STATED TASK
Copy out the lines below, swapping every "watermark" for "overlay" and changing nothing else.

[start DATA FOR THE TASK]

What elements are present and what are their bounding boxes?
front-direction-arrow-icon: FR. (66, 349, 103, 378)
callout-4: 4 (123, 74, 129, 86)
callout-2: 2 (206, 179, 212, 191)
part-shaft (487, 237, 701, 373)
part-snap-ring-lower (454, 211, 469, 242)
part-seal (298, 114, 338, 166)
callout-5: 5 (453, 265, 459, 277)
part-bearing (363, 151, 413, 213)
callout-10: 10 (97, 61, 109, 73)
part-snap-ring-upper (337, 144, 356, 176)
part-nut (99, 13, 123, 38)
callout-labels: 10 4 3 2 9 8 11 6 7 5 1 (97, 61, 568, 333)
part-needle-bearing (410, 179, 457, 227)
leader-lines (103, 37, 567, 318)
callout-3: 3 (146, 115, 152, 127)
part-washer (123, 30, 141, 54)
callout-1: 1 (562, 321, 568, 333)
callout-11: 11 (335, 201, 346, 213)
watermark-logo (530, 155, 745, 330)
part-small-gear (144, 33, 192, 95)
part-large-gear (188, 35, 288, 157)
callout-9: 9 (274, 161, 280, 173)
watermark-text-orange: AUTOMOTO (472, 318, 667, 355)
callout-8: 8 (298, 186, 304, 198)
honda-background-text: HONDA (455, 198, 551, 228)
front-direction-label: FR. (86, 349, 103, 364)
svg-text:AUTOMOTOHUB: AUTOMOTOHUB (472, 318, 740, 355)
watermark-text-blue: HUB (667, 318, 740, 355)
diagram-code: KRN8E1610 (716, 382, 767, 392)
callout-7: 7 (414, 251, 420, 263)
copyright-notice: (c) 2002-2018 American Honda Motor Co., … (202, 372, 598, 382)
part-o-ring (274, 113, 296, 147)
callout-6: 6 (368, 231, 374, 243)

[end DATA FOR THE TASK]

CORRECT RESULT
What elements are present and what are their bounding boxes?
front-direction-arrow-icon: FR. (66, 349, 103, 378)
callout-4: 4 (123, 74, 129, 86)
callout-2: 2 (206, 179, 212, 191)
part-shaft (487, 237, 701, 373)
part-snap-ring-lower (454, 211, 469, 242)
part-seal (298, 114, 338, 166)
callout-5: 5 (453, 265, 459, 277)
part-bearing (363, 151, 413, 213)
callout-10: 10 (97, 61, 109, 73)
part-snap-ring-upper (337, 144, 356, 176)
part-nut (99, 13, 123, 38)
callout-labels: 10 4 3 2 9 8 11 6 7 5 1 (97, 61, 568, 333)
part-needle-bearing (410, 179, 457, 227)
leader-lines (103, 37, 567, 318)
callout-3: 3 (146, 115, 152, 127)
part-washer (123, 30, 141, 54)
callout-1: 1 (562, 321, 568, 333)
callout-11: 11 (335, 201, 346, 213)
overlay-logo (530, 155, 745, 330)
part-small-gear (144, 33, 192, 95)
part-large-gear (188, 35, 288, 157)
callout-9: 9 (274, 161, 280, 173)
overlay-text-orange: AUTOMOTO (472, 318, 667, 355)
callout-8: 8 (298, 186, 304, 198)
honda-background-text: HONDA (455, 198, 551, 228)
front-direction-label: FR. (86, 349, 103, 364)
svg-text:AUTOMOTOHUB: AUTOMOTOHUB (472, 318, 740, 355)
overlay-text-blue: HUB (667, 318, 740, 355)
diagram-code: KRN8E1610 (716, 382, 767, 392)
callout-7: 7 (414, 251, 420, 263)
copyright-notice: (c) 2002-2018 American Honda Motor Co., … (202, 372, 598, 382)
part-o-ring (274, 113, 296, 147)
callout-6: 6 (368, 231, 374, 243)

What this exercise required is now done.